* begin *
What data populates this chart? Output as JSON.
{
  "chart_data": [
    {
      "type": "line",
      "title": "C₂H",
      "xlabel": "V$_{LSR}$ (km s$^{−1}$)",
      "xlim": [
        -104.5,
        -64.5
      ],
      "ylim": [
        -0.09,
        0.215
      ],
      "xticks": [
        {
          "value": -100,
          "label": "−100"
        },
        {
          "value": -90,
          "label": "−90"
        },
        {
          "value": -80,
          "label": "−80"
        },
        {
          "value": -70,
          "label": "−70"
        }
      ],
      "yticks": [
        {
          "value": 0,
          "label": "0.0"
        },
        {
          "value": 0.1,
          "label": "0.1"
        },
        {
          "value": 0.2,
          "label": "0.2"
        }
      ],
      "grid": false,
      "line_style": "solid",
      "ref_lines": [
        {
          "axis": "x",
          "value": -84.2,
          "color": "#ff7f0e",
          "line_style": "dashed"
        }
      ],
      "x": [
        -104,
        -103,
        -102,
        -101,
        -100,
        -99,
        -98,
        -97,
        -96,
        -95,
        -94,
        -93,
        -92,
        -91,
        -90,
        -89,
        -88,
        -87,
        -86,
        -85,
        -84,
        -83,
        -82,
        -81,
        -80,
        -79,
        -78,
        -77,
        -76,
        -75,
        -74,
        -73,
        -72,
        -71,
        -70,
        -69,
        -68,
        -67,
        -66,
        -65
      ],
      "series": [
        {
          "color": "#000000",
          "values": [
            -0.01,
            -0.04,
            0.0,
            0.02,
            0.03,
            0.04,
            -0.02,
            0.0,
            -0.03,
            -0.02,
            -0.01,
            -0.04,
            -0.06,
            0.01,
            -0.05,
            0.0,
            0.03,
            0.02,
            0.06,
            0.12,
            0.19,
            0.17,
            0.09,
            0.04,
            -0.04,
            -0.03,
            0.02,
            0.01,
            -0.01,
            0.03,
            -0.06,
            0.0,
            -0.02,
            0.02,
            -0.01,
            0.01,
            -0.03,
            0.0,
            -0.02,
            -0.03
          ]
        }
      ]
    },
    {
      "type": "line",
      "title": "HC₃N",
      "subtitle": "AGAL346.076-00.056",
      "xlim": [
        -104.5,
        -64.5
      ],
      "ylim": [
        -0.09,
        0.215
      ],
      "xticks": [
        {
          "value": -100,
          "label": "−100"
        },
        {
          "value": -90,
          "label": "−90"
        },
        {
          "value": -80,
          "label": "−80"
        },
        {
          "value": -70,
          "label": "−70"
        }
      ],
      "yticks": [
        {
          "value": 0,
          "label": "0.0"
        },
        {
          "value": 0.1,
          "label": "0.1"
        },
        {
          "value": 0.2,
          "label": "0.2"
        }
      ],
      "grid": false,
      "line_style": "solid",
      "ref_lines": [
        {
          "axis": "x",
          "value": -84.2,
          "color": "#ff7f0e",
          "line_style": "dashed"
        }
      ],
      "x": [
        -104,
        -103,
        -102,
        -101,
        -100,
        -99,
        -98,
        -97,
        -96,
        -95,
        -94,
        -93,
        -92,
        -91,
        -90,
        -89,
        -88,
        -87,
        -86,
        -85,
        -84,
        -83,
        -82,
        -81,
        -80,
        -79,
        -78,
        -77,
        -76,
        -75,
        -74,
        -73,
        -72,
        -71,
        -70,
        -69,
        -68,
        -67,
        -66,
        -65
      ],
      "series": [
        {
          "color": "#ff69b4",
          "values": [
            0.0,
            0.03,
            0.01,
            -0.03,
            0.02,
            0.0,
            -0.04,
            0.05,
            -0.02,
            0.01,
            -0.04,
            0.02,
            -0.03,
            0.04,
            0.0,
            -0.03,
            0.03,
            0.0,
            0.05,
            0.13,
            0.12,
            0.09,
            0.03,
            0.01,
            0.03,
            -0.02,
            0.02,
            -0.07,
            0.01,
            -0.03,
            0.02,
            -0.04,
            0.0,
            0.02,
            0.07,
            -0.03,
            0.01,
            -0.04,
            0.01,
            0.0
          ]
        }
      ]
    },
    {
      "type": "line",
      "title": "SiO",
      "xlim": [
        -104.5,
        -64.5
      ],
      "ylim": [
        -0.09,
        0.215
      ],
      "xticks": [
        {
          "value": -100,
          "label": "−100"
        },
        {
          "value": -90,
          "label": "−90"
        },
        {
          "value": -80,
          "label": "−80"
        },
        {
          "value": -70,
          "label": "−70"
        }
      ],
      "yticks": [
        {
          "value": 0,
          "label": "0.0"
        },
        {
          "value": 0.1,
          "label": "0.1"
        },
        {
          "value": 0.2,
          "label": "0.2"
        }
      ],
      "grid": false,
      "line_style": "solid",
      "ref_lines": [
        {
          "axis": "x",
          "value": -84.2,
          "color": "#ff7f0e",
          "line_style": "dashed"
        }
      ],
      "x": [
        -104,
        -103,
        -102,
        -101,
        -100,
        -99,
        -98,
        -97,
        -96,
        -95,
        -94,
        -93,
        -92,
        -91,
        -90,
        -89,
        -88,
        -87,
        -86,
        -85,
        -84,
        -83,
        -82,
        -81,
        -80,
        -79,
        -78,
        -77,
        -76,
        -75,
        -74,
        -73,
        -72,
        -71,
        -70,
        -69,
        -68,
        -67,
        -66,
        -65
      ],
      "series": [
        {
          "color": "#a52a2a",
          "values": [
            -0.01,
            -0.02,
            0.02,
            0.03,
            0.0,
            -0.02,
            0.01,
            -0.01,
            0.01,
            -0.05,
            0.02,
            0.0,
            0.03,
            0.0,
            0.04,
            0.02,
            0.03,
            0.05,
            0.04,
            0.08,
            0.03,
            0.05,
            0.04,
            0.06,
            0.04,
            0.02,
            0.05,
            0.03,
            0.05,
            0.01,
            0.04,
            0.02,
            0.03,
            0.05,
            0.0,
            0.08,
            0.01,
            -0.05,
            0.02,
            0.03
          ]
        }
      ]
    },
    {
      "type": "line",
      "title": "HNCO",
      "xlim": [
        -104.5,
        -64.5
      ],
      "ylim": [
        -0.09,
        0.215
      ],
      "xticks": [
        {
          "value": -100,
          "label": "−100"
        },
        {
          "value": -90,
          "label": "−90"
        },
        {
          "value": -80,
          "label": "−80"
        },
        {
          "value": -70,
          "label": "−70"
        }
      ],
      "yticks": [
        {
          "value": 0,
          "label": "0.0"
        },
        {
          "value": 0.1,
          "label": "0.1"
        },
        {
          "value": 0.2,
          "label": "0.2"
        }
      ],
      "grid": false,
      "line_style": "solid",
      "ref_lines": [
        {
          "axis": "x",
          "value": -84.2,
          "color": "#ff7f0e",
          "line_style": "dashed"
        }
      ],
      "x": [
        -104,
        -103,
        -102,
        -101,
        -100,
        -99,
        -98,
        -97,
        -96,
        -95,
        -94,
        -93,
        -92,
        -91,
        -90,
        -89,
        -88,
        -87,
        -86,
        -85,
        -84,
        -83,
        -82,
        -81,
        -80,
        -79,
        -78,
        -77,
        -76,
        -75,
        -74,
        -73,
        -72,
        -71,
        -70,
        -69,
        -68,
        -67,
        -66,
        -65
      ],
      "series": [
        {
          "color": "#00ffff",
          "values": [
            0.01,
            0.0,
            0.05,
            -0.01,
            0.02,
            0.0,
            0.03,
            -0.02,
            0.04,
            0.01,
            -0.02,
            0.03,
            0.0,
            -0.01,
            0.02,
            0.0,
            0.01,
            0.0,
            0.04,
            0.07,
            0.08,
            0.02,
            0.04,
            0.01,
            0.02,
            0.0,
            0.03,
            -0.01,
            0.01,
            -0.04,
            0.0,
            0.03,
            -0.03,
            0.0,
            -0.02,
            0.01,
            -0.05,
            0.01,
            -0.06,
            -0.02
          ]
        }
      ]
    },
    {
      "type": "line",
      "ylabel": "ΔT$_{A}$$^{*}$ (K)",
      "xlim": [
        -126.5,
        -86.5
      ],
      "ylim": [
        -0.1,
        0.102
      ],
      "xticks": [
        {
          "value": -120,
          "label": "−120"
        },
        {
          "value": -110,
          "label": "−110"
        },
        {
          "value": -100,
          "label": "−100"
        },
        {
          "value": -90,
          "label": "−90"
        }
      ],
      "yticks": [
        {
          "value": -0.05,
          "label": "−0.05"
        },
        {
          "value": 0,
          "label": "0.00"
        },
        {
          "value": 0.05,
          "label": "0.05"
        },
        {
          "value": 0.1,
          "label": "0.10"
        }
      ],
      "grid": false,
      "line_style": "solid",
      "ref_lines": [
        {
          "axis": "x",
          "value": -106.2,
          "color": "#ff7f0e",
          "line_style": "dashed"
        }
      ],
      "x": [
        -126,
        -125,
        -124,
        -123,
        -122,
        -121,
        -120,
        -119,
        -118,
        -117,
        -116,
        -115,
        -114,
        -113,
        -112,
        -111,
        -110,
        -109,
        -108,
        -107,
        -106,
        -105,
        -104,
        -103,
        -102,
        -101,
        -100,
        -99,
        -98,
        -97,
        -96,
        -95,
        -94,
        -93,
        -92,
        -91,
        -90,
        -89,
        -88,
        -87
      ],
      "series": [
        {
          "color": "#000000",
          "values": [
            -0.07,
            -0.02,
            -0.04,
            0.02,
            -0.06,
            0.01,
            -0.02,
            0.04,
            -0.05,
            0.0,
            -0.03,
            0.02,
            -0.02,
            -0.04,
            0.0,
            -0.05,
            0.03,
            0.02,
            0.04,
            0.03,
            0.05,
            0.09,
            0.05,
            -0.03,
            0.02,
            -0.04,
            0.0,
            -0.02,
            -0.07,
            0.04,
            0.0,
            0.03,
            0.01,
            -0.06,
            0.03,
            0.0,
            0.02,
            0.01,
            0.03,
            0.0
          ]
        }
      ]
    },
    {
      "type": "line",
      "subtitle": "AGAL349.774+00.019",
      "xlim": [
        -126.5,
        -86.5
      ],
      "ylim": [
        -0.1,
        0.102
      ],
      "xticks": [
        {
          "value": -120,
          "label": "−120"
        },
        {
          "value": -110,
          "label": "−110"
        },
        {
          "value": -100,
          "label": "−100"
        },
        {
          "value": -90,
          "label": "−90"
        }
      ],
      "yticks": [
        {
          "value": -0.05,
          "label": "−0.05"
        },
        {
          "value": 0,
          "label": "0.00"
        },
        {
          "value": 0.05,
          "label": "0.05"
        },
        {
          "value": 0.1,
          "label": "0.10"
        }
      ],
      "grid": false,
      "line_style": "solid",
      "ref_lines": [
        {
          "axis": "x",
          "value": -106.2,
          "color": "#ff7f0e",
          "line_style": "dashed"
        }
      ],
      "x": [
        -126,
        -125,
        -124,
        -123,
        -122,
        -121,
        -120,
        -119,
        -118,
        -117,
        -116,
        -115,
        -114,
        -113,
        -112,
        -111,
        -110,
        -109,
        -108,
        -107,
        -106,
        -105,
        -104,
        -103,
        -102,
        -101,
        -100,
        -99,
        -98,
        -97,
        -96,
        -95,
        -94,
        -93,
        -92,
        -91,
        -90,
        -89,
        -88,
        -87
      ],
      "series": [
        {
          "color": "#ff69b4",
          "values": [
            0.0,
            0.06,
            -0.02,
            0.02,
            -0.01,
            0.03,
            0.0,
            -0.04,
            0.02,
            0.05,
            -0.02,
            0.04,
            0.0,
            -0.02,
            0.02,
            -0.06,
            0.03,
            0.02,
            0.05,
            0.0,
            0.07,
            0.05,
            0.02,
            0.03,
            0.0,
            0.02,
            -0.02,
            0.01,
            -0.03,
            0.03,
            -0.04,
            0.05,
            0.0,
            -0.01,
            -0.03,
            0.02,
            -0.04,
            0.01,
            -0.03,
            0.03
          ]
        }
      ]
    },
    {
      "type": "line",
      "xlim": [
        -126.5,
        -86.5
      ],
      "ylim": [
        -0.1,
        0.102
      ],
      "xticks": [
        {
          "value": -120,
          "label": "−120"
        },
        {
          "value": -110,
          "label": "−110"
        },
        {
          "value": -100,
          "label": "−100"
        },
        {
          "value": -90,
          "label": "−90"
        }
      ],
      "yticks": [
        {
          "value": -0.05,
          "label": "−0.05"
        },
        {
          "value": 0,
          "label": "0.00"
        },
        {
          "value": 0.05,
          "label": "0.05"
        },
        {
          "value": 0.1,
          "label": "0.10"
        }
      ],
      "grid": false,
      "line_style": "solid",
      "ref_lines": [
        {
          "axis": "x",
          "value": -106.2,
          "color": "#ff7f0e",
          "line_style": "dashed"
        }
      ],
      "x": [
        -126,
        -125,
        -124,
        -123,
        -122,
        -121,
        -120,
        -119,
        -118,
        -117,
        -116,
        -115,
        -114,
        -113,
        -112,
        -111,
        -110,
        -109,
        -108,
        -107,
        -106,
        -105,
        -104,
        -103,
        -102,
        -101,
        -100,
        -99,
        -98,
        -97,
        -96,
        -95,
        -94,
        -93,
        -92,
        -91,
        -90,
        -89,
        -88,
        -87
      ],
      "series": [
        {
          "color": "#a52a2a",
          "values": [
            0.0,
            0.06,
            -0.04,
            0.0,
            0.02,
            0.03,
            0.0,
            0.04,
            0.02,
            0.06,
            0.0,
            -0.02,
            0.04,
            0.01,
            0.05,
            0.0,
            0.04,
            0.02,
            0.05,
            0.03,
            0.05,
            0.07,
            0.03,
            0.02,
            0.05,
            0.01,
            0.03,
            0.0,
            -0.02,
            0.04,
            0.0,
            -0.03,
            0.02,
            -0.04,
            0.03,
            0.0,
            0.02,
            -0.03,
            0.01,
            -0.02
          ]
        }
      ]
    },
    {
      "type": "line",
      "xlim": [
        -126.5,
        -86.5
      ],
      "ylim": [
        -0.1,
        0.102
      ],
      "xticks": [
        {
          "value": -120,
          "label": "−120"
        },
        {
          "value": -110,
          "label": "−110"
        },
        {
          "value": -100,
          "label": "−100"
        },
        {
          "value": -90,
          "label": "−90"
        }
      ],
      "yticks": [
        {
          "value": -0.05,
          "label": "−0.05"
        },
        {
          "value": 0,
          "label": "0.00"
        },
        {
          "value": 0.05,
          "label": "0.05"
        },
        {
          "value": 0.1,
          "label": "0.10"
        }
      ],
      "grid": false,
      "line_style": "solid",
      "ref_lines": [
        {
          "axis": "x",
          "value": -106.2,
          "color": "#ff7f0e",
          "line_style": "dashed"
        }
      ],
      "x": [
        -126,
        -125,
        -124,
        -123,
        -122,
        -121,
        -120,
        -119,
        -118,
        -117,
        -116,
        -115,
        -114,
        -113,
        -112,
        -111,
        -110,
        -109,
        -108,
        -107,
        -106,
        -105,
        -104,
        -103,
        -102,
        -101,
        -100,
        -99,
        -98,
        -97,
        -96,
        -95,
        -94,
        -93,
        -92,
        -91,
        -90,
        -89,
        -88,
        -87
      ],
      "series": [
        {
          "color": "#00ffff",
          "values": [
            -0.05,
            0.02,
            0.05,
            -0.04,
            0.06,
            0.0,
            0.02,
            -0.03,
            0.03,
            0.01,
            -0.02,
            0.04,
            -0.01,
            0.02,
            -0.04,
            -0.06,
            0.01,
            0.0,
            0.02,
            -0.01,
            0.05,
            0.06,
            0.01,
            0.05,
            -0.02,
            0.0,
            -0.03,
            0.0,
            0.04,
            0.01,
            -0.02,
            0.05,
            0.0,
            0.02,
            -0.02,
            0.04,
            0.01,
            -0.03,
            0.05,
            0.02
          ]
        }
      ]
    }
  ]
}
* end *
_Task requirements_. Pick out every line with the string "subtitle" and copy it.

_Full solution_.
      "subtitle": "AGAL346.076-00.056",
      "subtitle": "AGAL349.774+00.019",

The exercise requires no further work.